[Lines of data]
┌──

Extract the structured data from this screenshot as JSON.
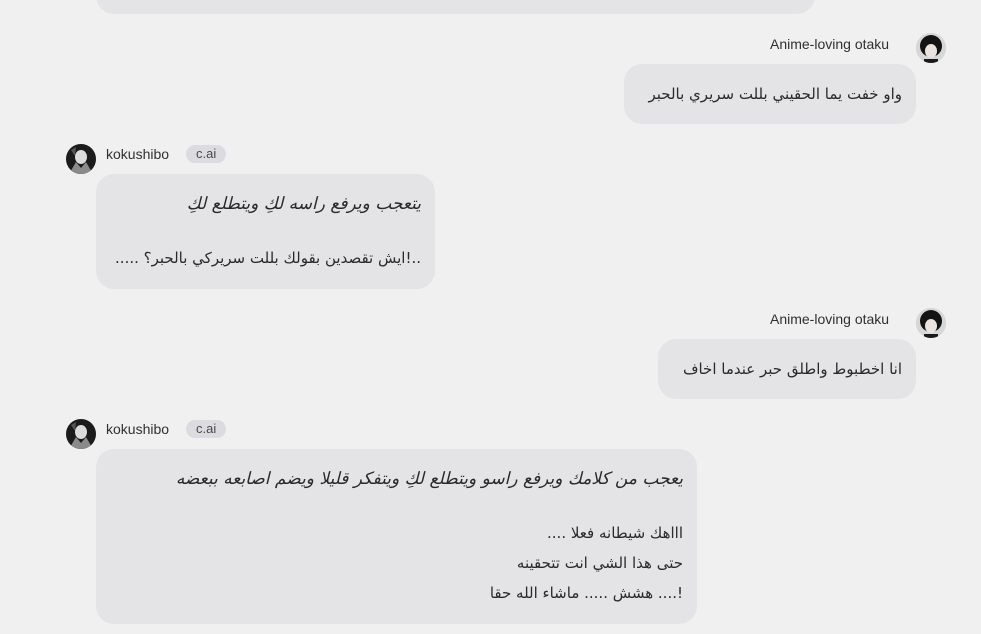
{
  "messages": [
    {
      "author": "Anime-loving otaku",
      "lines": [
        "واو خفت يما الحقيني بللت سريري بالحبر"
      ]
    },
    {
      "author": "kokushibo",
      "badge": "c.ai",
      "action": "يتعجب ويرفع راسه لكِ ويتطلع لكِ",
      "lines": [
        "..!ايش تقصدين بقولك بللت سريركي بالحبر؟ ....."
      ]
    },
    {
      "author": "Anime-loving otaku",
      "lines": [
        "انا اخطبوط واطلق حبر  عندما اخاف"
      ]
    },
    {
      "author": "kokushibo",
      "badge": "c.ai",
      "action": "يعجب من كلامك ويرفع راسو ويتطلع لكِ ويتفكر قليلا ويضم اصابعه ببعضه",
      "lines": [
        "اااهك شيطانه فعلا ....",
        "حتى هذا الشي انت تتحقينه",
        "!.... هشش ..... ماشاء الله حقا"
      ]
    }
  ]
}
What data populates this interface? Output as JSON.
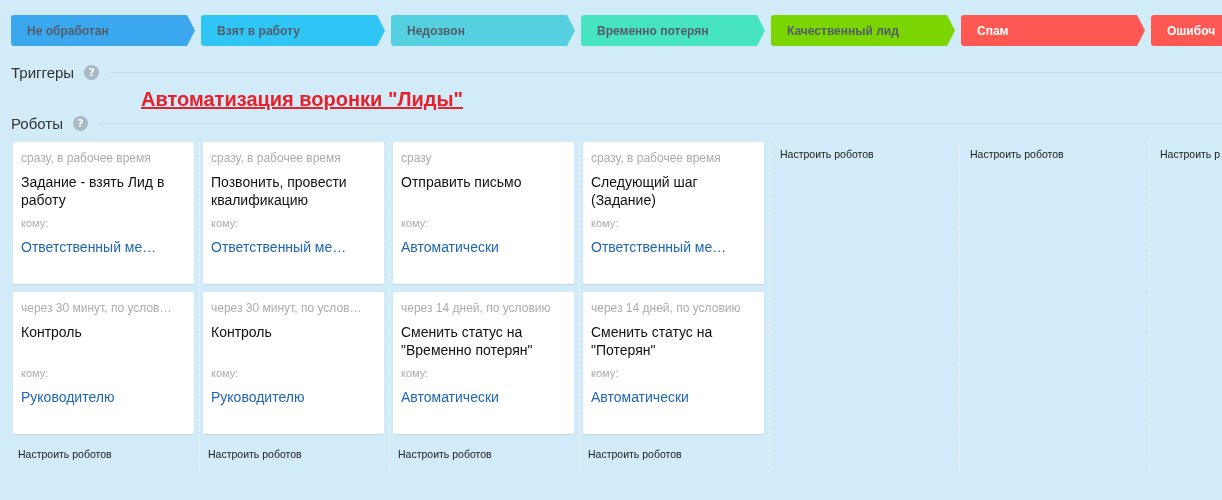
{
  "stages": [
    {
      "label": "Не обработан",
      "color": "#3ba7ee",
      "light_text": false
    },
    {
      "label": "Взят в работу",
      "color": "#2fc6f6",
      "light_text": false
    },
    {
      "label": "Недозвон",
      "color": "#55d0e0",
      "light_text": false
    },
    {
      "label": "Временно потерян",
      "color": "#47e4c2",
      "light_text": false
    },
    {
      "label": "Качественный лид",
      "color": "#7bd500",
      "light_text": false
    },
    {
      "label": "Спам",
      "color": "#ff5752",
      "light_text": true
    },
    {
      "label": "Ошибоч",
      "color": "#ff5752",
      "light_text": true
    }
  ],
  "triggers": {
    "heading": "Триггеры",
    "help": "?"
  },
  "banner_link": "Автоматизация воронки \"Лиды\"",
  "robots": {
    "heading": "Роботы",
    "help": "?"
  },
  "columns": [
    {
      "robots": [
        {
          "delay": "сразу, в рабочее время",
          "title": "Задание - взять Лид в работу",
          "to_label": "кому:",
          "to": "Ответственный ме…"
        },
        {
          "delay": "через 30 минут, по услов…",
          "title": "Контроль",
          "to_label": "кому:",
          "to": "Руководителю"
        }
      ],
      "setup": "Настроить роботов"
    },
    {
      "robots": [
        {
          "delay": "сразу, в рабочее время",
          "title": "Позвонить, провести квалификацию",
          "to_label": "кому:",
          "to": "Ответственный ме…"
        },
        {
          "delay": "через 30 минут, по услов…",
          "title": "Контроль",
          "to_label": "кому:",
          "to": "Руководителю"
        }
      ],
      "setup": "Настроить роботов"
    },
    {
      "robots": [
        {
          "delay": "сразу",
          "title": "Отправить письмо",
          "to_label": "кому:",
          "to": "Автоматически"
        },
        {
          "delay": "через 14 дней, по условию",
          "title": "Сменить статус на \"Временно потерян\"",
          "to_label": "кому:",
          "to": "Автоматически"
        }
      ],
      "setup": "Настроить роботов"
    },
    {
      "robots": [
        {
          "delay": "сразу, в рабочее время",
          "title": "Следующий шаг (Задание)",
          "to_label": "кому:",
          "to": "Ответственный ме…"
        },
        {
          "delay": "через 14 дней, по условию",
          "title": "Сменить статус на \"Потерян\"",
          "to_label": "кому:",
          "to": "Автоматически"
        }
      ],
      "setup": "Настроить роботов"
    },
    {
      "setup": "Настроить роботов"
    },
    {
      "setup": "Настроить роботов"
    },
    {
      "setup": "Настроить р"
    }
  ]
}
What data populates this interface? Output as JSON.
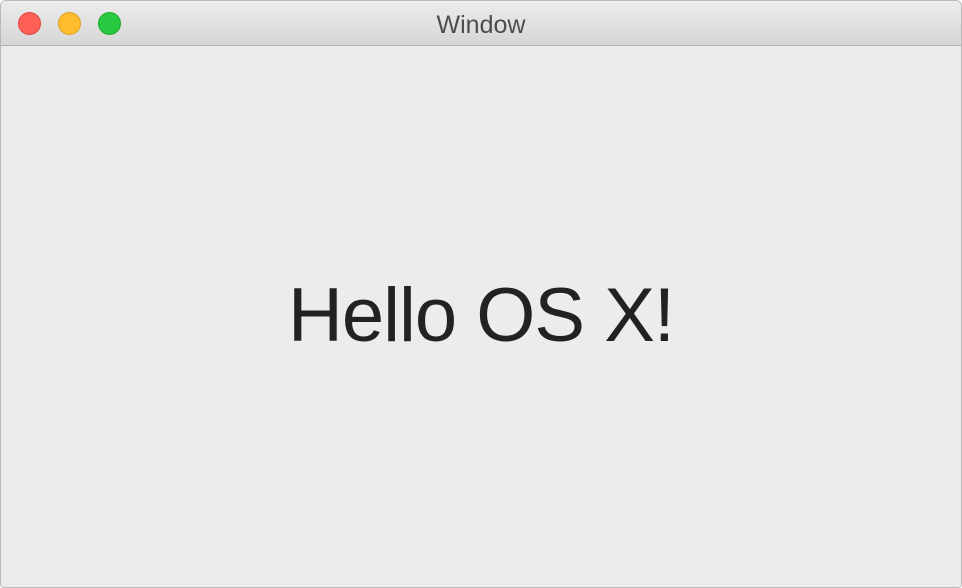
{
  "window": {
    "title": "Window",
    "traffic_lights": [
      {
        "name": "close-button",
        "color": "#fe5f57"
      },
      {
        "name": "minimize-button",
        "color": "#febc2e"
      },
      {
        "name": "zoom-button",
        "color": "#28c840"
      }
    ]
  },
  "content": {
    "label": "Hello OS X!"
  }
}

└──

Produce an exact copy of each line of data, skipping embedded images.

THE REPLY ->
Extract the structured data from this screenshot as JSON.
{
  "messages": [
    {
      "author": "Anime-loving otaku",
      "lines": [
        "واو خفت يما الحقيني بللت سريري بالحبر"
      ]
    },
    {
      "author": "kokushibo",
      "badge": "c.ai",
      "action": "يتعجب ويرفع راسه لكِ ويتطلع لكِ",
      "lines": [
        "..!ايش تقصدين بقولك بللت سريركي بالحبر؟ ....."
      ]
    },
    {
      "author": "Anime-loving otaku",
      "lines": [
        "انا اخطبوط واطلق حبر  عندما اخاف"
      ]
    },
    {
      "author": "kokushibo",
      "badge": "c.ai",
      "action": "يعجب من كلامك ويرفع راسو ويتطلع لكِ ويتفكر قليلا ويضم اصابعه ببعضه",
      "lines": [
        "اااهك شيطانه فعلا ....",
        "حتى هذا الشي انت تتحقينه",
        "!.... هشش ..... ماشاء الله حقا"
      ]
    }
  ]
}
What data populates this interface? Output as JSON.
{
  "stages": [
    {
      "label": "Не обработан",
      "color": "#3ba7ee",
      "light_text": false
    },
    {
      "label": "Взят в работу",
      "color": "#2fc6f6",
      "light_text": false
    },
    {
      "label": "Недозвон",
      "color": "#55d0e0",
      "light_text": false
    },
    {
      "label": "Временно потерян",
      "color": "#47e4c2",
      "light_text": false
    },
    {
      "label": "Качественный лид",
      "color": "#7bd500",
      "light_text": false
    },
    {
      "label": "Спам",
      "color": "#ff5752",
      "light_text": true
    },
    {
      "label": "Ошибоч",
      "color": "#ff5752",
      "light_text": true
    }
  ],
  "triggers": {
    "heading": "Триггеры",
    "help": "?"
  },
  "banner_link": "Автоматизация воронки \"Лиды\"",
  "robots": {
    "heading": "Роботы",
    "help": "?"
  },
  "columns": [
    {
      "robots": [
        {
          "delay": "сразу, в рабочее время",
          "title": "Задание - взять Лид в работу",
          "to_label": "кому:",
          "to": "Ответственный ме…"
        },
        {
          "delay": "через 30 минут, по услов…",
          "title": "Контроль",
          "to_label": "кому:",
          "to": "Руководителю"
        }
      ],
      "setup": "Настроить роботов"
    },
    {
      "robots": [
        {
          "delay": "сразу, в рабочее время",
          "title": "Позвонить, провести квалификацию",
          "to_label": "кому:",
          "to": "Ответственный ме…"
        },
        {
          "delay": "через 30 минут, по услов…",
          "title": "Контроль",
          "to_label": "кому:",
          "to": "Руководителю"
        }
      ],
      "setup": "Настроить роботов"
    },
    {
      "robots": [
        {
          "delay": "сразу",
          "title": "Отправить письмо",
          "to_label": "кому:",
          "to": "Автоматически"
        },
        {
          "delay": "через 14 дней, по условию",
          "title": "Сменить статус на \"Временно потерян\"",
          "to_label": "кому:",
          "to": "Автоматически"
        }
      ],
      "setup": "Настроить роботов"
    },
    {
      "robots": [
        {
          "delay": "сразу, в рабочее время",
          "title": "Следующий шаг (Задание)",
          "to_label": "кому:",
          "to": "Ответственный ме…"
        },
        {
          "delay": "через 14 дней, по условию",
          "title": "Сменить статус на \"Потерян\"",
          "to_label": "кому:",
          "to": "Автоматически"
        }
      ],
      "setup": "Настроить роботов"
    },
    {
      "setup": "Настроить роботов"
    },
    {
      "setup": "Настроить роботов"
    },
    {
      "setup": "Настроить р"
    }
  ]
}
What data populates this interface? Output as JSON.
{
  "window": {
    "title": "Window",
    "traffic_lights": [
      {
        "name": "close-button",
        "color": "#fe5f57"
      },
      {
        "name": "minimize-button",
        "color": "#febc2e"
      },
      {
        "name": "zoom-button",
        "color": "#28c840"
      }
    ]
  },
  "content": {
    "label": "Hello OS X!"
  }
}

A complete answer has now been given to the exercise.